The entries below should be quoted exactly, with no pictures carried over.

### [Input for this task]
___

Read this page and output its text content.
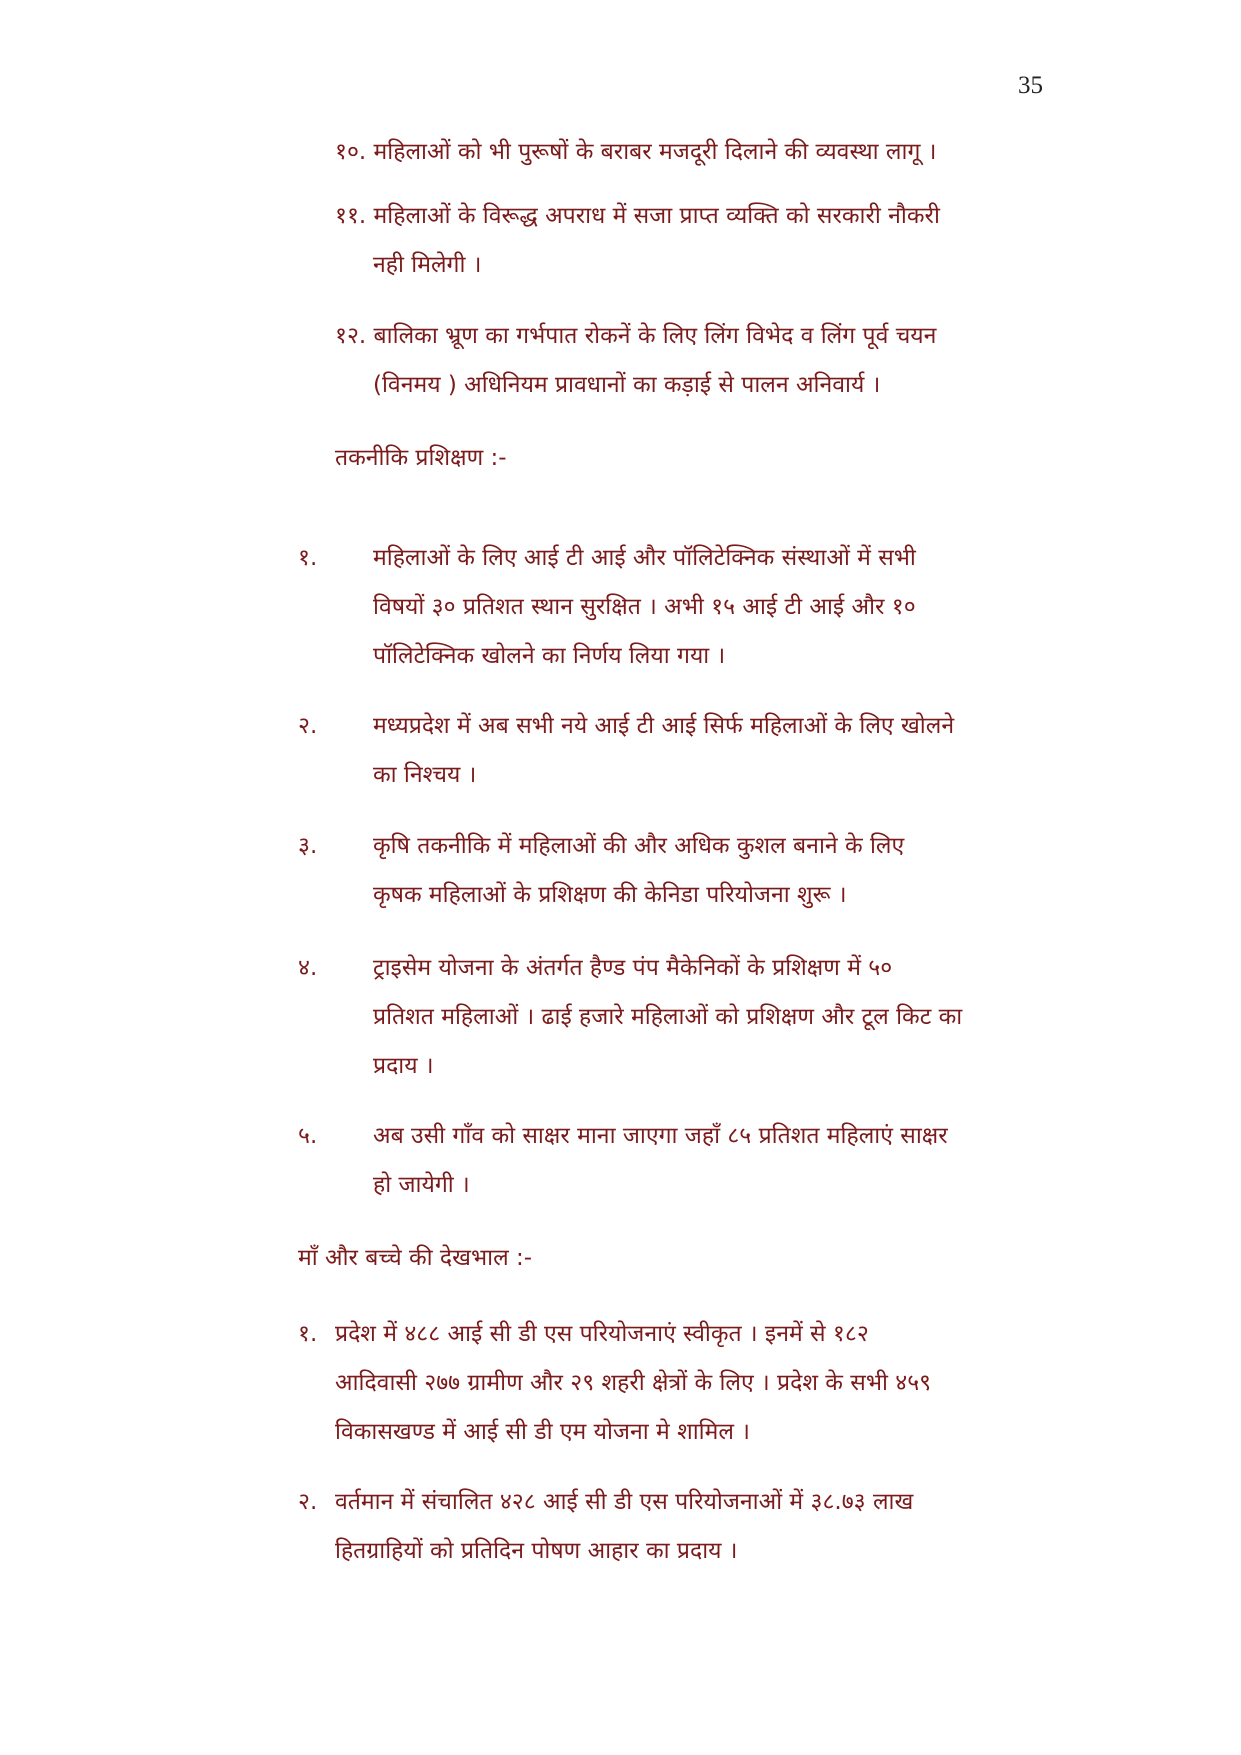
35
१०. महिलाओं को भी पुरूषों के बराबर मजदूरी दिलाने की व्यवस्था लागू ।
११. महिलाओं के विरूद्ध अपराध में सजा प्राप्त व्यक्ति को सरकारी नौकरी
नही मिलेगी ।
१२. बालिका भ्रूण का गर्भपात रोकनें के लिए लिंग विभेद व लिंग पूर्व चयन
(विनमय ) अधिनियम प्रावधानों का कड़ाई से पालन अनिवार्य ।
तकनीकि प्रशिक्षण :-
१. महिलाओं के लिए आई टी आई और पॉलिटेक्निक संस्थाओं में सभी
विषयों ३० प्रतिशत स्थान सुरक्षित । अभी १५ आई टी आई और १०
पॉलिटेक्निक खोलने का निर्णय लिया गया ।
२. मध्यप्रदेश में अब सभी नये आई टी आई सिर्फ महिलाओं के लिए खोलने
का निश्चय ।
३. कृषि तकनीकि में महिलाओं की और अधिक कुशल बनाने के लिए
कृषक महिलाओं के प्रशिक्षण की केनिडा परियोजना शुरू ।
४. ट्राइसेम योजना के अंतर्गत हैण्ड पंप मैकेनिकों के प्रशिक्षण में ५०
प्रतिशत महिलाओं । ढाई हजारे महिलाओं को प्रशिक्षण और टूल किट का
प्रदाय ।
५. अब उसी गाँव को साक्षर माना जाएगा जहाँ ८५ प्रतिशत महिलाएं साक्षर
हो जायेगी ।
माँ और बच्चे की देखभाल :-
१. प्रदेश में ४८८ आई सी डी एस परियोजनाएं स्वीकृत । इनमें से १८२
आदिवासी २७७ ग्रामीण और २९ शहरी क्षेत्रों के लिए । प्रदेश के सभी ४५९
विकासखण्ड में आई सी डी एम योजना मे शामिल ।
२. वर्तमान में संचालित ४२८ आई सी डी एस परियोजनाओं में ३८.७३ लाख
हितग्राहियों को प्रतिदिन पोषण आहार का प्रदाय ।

___

### [The completed task]
Read this page and output its text content.
35
१०. महिलाओं को भी पुरूषों के बराबर मजदूरी दिलाने की व्यवस्था लागू ।
११. महिलाओं के विरूद्ध अपराध में सजा प्राप्त व्यक्ति को सरकारी नौकरी
नही मिलेगी ।
१२. बालिका भ्रूण का गर्भपात रोकनें के लिए लिंग विभेद व लिंग पूर्व चयन
(विनमय ) अधिनियम प्रावधानों का कड़ाई से पालन अनिवार्य ।
तकनीकि प्रशिक्षण :-
१. महिलाओं के लिए आई टी आई और पॉलिटेक्निक संस्थाओं में सभी
विषयों ३० प्रतिशत स्थान सुरक्षित । अभी १५ आई टी आई और १०
पॉलिटेक्निक खोलने का निर्णय लिया गया ।
२. मध्यप्रदेश में अब सभी नये आई टी आई सिर्फ महिलाओं के लिए खोलने
का निश्चय ।
३. कृषि तकनीकि में महिलाओं की और अधिक कुशल बनाने के लिए
कृषक महिलाओं के प्रशिक्षण की केनिडा परियोजना शुरू ।
४. ट्राइसेम योजना के अंतर्गत हैण्ड पंप मैकेनिकों के प्रशिक्षण में ५०
प्रतिशत महिलाओं । ढाई हजारे महिलाओं को प्रशिक्षण और टूल किट का
प्रदाय ।
५. अब उसी गाँव को साक्षर माना जाएगा जहाँ ८५ प्रतिशत महिलाएं साक्षर
हो जायेगी ।
माँ और बच्चे की देखभाल :-
१. प्रदेश में ४८८ आई सी डी एस परियोजनाएं स्वीकृत । इनमें से १८२
आदिवासी २७७ ग्रामीण और २९ शहरी क्षेत्रों के लिए । प्रदेश के सभी ४५९
विकासखण्ड में आई सी डी एम योजना मे शामिल ।
२. वर्तमान में संचालित ४२८ आई सी डी एस परियोजनाओं में ३८.७३ लाख
हितग्राहियों को प्रतिदिन पोषण आहार का प्रदाय ।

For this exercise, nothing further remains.